**EXERCISE INSTRUCTIONS**
[1] In the letter to Hildie, which two countries did the writer's party visit on the trip from which they returned early this month?
[2] From the letter to Hildie, write out the passage that begins at the words "I’ve never blogged" and stops after the words "my mind works.".

START EXCERPT TO READ

Jack the Ripper and others

Dear Hildie:

 

I’ve never blogged before. In fact, as an archaeologist, I thought maybe a blog was a deposit where all those preserved ancient bodies were left. Anyway, I think it’s terribly egotistical to think people want to read all the crap and bombast one puts out there on the airwaves (Woops! Revealing my age), so, as a way of feeling better about doing this, I thought, “Why not just blog the letters I write you?” After all, you get my letters in hard copy because you aren’t hooked up. Plus, you truly seem to want to read this stuff, so I’ll just use you as my foil, poor thing.

 

Early this month we returned from a trip to England and Ireland. The literate members of our party wanted to go see Jane Austen’s house in Bath while I wanted to visit the spots where Jack the Ripper left his victims. All right, so now you know how my mind works.

END EXCERPT TO READ
START SUPPLIED ENTRIES

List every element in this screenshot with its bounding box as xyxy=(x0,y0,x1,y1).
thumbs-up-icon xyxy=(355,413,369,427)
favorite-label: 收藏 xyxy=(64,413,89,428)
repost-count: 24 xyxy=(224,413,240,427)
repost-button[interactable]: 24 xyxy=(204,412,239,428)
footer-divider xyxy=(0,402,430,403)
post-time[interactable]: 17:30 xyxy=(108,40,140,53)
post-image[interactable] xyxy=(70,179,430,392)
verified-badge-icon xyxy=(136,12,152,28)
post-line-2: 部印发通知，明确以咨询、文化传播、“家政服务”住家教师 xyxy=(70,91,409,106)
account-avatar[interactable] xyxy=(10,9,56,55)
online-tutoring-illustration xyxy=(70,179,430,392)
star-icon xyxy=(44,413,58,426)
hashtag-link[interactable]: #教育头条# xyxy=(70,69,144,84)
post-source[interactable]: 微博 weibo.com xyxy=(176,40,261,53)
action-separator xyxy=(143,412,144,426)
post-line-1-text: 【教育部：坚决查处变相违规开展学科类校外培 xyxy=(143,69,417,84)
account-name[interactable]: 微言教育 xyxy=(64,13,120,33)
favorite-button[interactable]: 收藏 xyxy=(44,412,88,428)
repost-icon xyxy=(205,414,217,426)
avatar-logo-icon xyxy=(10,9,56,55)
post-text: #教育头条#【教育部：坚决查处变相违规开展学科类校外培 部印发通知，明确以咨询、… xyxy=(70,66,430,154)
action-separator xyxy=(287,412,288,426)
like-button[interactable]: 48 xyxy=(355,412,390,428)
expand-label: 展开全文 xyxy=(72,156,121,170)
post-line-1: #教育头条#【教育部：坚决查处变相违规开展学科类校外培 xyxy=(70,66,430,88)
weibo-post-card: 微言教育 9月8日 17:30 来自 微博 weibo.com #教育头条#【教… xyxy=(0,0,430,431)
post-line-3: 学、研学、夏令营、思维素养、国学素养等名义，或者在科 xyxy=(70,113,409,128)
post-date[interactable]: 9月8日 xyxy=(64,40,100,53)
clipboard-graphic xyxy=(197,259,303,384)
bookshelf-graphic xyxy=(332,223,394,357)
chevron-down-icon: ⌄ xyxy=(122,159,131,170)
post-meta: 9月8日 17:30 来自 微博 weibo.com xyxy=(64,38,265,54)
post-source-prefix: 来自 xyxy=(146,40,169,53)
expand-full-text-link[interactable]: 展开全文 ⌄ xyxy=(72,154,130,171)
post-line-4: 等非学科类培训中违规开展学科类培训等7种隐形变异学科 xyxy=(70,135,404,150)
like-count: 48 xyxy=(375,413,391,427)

END SUPPLIED ENTRIES

**SOLUTIONS TO THE PROBLEMS**
[1] England and Ireland.

[2]
I’ve never blogged before. In fact, as an archaeologist, I thought maybe a blog was a deposit where all those preserved ancient bodies were left. Anyway, I think it’s terribly egotistical to think people want to read all the crap and bombast one puts out there on the airwaves (Woops! Revealing my age), so, as a way of feeling better about doing this, I thought, “Why not just blog the letters I write you?” After all, you get my letters in hard copy because you aren’t hooked up. Plus, you truly seem to want to read this stuff, so I’ll just use you as my foil, poor thing.

 

Early this month we returned from a trip to England and Ireland. The literate members of our party wanted to go see Jane Austen’s house in Bath while I wanted to visit the spots where Jack the Ripper left his victims. All right, so now you know how my mind works.